田山智広 そんな昔話をするとは思わなかった(笑)。でも、言われてみれば、確かにそうかも知れないですね。87年はちょうどアサヒさんの『スーパードライ』が出た年でした。
――『スーパードライ』の大ヒットに伴う、俗に言う“ドライ戦争”(※各社がこぞって“ドライ”の名称を冠した商品を発売)前年での入社でした。さらに翌88年は、御社を象徴する「聖獣麒麟」が描かれたラベルの誕生から100周年でもあったと記憶します。まさに渦中です。
田山智広 とはいえ、当時の私はただの新卒1年目でしたので、当然ながら上層部でどのような議論が交わされているかなど知る由もありません。「ドライ戦争」という風にメディアが名付けて、煽られている印象はありましたし、それまで割と順風満帆だったキリンの先行きに少しばかり不安を感じたのは事実です(笑)。ただ私の場合、大学院でバイオテクノロジーをかじって入社したので、純粋な技術者として活躍したいなと思っていました。
――当初は売上云々とは別軸で、あくまでも研究者としての欲求を満たす環境を望んでいたんですね。
田山智広 ビールに関しても、もちろん好きでしたけど、そんなに“奥深いもの”として捉えていなかったというのは、正直あります。実は私が入社した87年は、ちょうど社内的にも体系的な技術研修を行う研修センターというのができた年でした。さぁ仕事をするぞ!と思ってた矢先に、半年間そのセンターで研修の日々(笑)。でも、その過程の中で、ビールを作ることの奥深さを知ることになって。これは結構やりがいあるぞ…と。
田山智広 そうです。工場という環境は、ある意味で自分自身の“今”を形成したことは間違いない。それまで同じ年代と過ごしてきた若造が、親父ぐらいの年齢の方と接することになる。男女含めて様々な人たちと一つの目的のもと、仕事をするという環境に置かれたわけです。まずそこに適応することに精一杯。それこそ「ドライ戦争」に勝つにはなどと、冷静かつ戦略的に考える余裕などは無かったです(笑)。
――歴戦を潜り抜けてきた職人肌の工場員と、どう関わっていくのか? その経験が現在の田山さんに繋がる大きな糧となった?

### 記録一覧

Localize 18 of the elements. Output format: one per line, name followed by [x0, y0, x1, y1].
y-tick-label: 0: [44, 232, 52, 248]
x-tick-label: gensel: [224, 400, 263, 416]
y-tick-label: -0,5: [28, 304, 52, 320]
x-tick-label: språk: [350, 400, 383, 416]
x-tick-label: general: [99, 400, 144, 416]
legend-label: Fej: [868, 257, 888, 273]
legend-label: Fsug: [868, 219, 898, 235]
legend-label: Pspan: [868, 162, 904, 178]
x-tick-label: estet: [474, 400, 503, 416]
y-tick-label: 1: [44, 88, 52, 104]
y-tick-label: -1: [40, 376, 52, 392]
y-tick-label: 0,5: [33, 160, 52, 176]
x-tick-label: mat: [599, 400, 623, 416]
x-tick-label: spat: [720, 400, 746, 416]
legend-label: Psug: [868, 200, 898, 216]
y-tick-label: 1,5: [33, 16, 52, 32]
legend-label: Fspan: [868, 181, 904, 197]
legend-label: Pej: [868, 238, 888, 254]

### 出題内容 1
田山智広さんのインタビューによると、田山さんが入社した87年に社内でできたのは何か。
### 出題内容 2
次の(a)〜(c)が田山智広さんのインタビューの内容と合うかどうかを、それぞれ「はい」か「いいえ」で答え、判断の根拠となる本文の言葉をそのまま引用せよ。
(a) 田山さんは大学院でバイオテクノロジーを学んでから入社した。
(b) 研修センターでの研修は1年間続いた。
(c) 工場にいた頃の田山さんには、「ドライ戦争」に勝つ方法を戦略的に考える余裕があった。
### 出題内容 3
田山智広さんのインタビューの最後の問いに続けて、この本文を書き継げ。

### 想定解答 1
体系的な技術研修を行う研修センターである。

### 想定解答 2
(a) はい。「大学院でバイオテクノロジーをかじって入社した」
(b) いいえ。「半年間そのセンターで研修の日々」
(c) いいえ。「冷静かつ戦略的に考える余裕などは無かったです」

### 想定解答 3
田山智広 ガツンとやられましたけどね(笑)。でも今思えば、最初に工場勤務になったことは本当にありがたかった。本流のビール造り以外に搾りカスをどのように処理するのか、排水処理をどのように行うのかなど、全体像を把握できたので。その中で、ぽっと出の若造が、性別や経験値、考え方の異なる年配の方々に対して、自分がやりたいこと、今やらなくてはいけないことをどのように伝えるべきか? “本流”以外をしっかりと理解することで、現場の方々の理解も徐々に得られていったと思います。
――入社1年目でさまざまな側面を垣間見られたことは、田山さんにとって財産になったんですね。
田山智広 そうです。そこには“理屈”が介入できないこともたくさんありました。それを実感できたことが良かった。実は新人研修の最後に、自由にビール作って良いというお達しが出た。僕らもそれを凄く楽しみにしていた。同年代でレシピを組んで、自分たちなりの「最高のビールを!」と息巻いていたのですが、結果は散々…。ちょうど同じタイミングで、全国の工場から選りすぐりの職人たちも集まり、我々と同じように座学を受けていたんですけど、そのおじさんたちが作ったビールがどれも凄く美味しかったんです。ああ、俺たちはやっぱり頭でっかちだったと(笑)。
――理屈じゃない力に打ちひしがれた。
田山智広 「ビールは理屈だけじゃない」ということ、そしてビールの奥深さを改めて痛感しましたね。